» **Given task**: Omit any picture, and return the remaining data exactly as written.

» **Records for processing**:
□ □ □ □ □ □ □
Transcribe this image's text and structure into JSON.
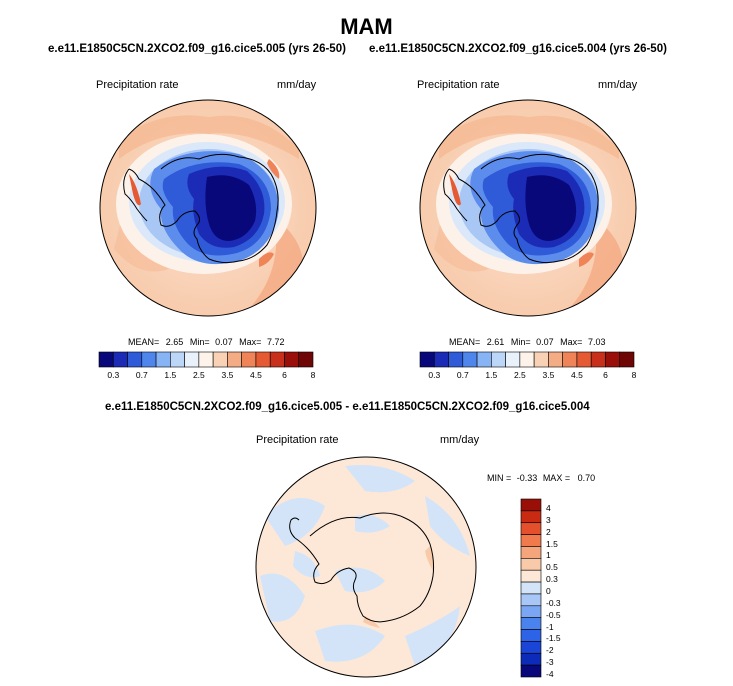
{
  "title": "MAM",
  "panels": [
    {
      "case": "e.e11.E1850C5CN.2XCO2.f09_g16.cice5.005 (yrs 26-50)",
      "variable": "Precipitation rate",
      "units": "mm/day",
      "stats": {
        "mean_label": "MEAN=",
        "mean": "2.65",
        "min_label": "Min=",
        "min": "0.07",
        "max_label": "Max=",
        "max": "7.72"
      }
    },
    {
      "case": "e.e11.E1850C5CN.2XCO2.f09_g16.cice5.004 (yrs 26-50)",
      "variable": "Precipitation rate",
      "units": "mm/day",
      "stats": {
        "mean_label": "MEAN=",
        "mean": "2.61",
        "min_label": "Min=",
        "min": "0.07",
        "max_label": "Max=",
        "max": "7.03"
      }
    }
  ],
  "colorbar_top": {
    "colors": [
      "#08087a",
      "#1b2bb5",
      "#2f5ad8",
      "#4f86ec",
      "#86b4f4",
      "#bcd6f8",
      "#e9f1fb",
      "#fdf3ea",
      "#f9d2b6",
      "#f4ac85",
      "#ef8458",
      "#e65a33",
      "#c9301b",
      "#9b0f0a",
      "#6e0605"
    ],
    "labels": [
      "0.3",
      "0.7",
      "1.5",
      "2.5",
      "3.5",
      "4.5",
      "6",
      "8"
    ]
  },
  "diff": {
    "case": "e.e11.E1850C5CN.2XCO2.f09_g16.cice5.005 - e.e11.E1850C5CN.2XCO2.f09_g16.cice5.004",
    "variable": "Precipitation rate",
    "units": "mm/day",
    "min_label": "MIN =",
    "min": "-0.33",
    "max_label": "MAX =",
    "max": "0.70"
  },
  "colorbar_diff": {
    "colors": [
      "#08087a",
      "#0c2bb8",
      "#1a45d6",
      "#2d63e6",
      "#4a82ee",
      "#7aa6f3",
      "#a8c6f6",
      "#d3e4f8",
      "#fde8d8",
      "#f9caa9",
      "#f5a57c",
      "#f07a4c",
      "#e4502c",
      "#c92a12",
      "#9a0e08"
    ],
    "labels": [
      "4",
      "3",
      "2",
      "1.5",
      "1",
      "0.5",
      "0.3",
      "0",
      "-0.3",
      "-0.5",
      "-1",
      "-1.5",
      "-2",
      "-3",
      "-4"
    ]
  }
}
□ □ □ □ □ □ □
» **Finished answer**:
Transcribe this image's text and structure into JSON.
{
  "title": "MAM",
  "panels": [
    {
      "case": "e.e11.E1850C5CN.2XCO2.f09_g16.cice5.005 (yrs 26-50)",
      "variable": "Precipitation rate",
      "units": "mm/day",
      "stats": {
        "mean_label": "MEAN=",
        "mean": "2.65",
        "min_label": "Min=",
        "min": "0.07",
        "max_label": "Max=",
        "max": "7.72"
      }
    },
    {
      "case": "e.e11.E1850C5CN.2XCO2.f09_g16.cice5.004 (yrs 26-50)",
      "variable": "Precipitation rate",
      "units": "mm/day",
      "stats": {
        "mean_label": "MEAN=",
        "mean": "2.61",
        "min_label": "Min=",
        "min": "0.07",
        "max_label": "Max=",
        "max": "7.03"
      }
    }
  ],
  "colorbar_top": {
    "colors": [
      "#08087a",
      "#1b2bb5",
      "#2f5ad8",
      "#4f86ec",
      "#86b4f4",
      "#bcd6f8",
      "#e9f1fb",
      "#fdf3ea",
      "#f9d2b6",
      "#f4ac85",
      "#ef8458",
      "#e65a33",
      "#c9301b",
      "#9b0f0a",
      "#6e0605"
    ],
    "labels": [
      "0.3",
      "0.7",
      "1.5",
      "2.5",
      "3.5",
      "4.5",
      "6",
      "8"
    ]
  },
  "diff": {
    "case": "e.e11.E1850C5CN.2XCO2.f09_g16.cice5.005 - e.e11.E1850C5CN.2XCO2.f09_g16.cice5.004",
    "variable": "Precipitation rate",
    "units": "mm/day",
    "min_label": "MIN =",
    "min": "-0.33",
    "max_label": "MAX =",
    "max": "0.70"
  },
  "colorbar_diff": {
    "colors": [
      "#08087a",
      "#0c2bb8",
      "#1a45d6",
      "#2d63e6",
      "#4a82ee",
      "#7aa6f3",
      "#a8c6f6",
      "#d3e4f8",
      "#fde8d8",
      "#f9caa9",
      "#f5a57c",
      "#f07a4c",
      "#e4502c",
      "#c92a12",
      "#9a0e08"
    ],
    "labels": [
      "4",
      "3",
      "2",
      "1.5",
      "1",
      "0.5",
      "0.3",
      "0",
      "-0.3",
      "-0.5",
      "-1",
      "-1.5",
      "-2",
      "-3",
      "-4"
    ]
  }
}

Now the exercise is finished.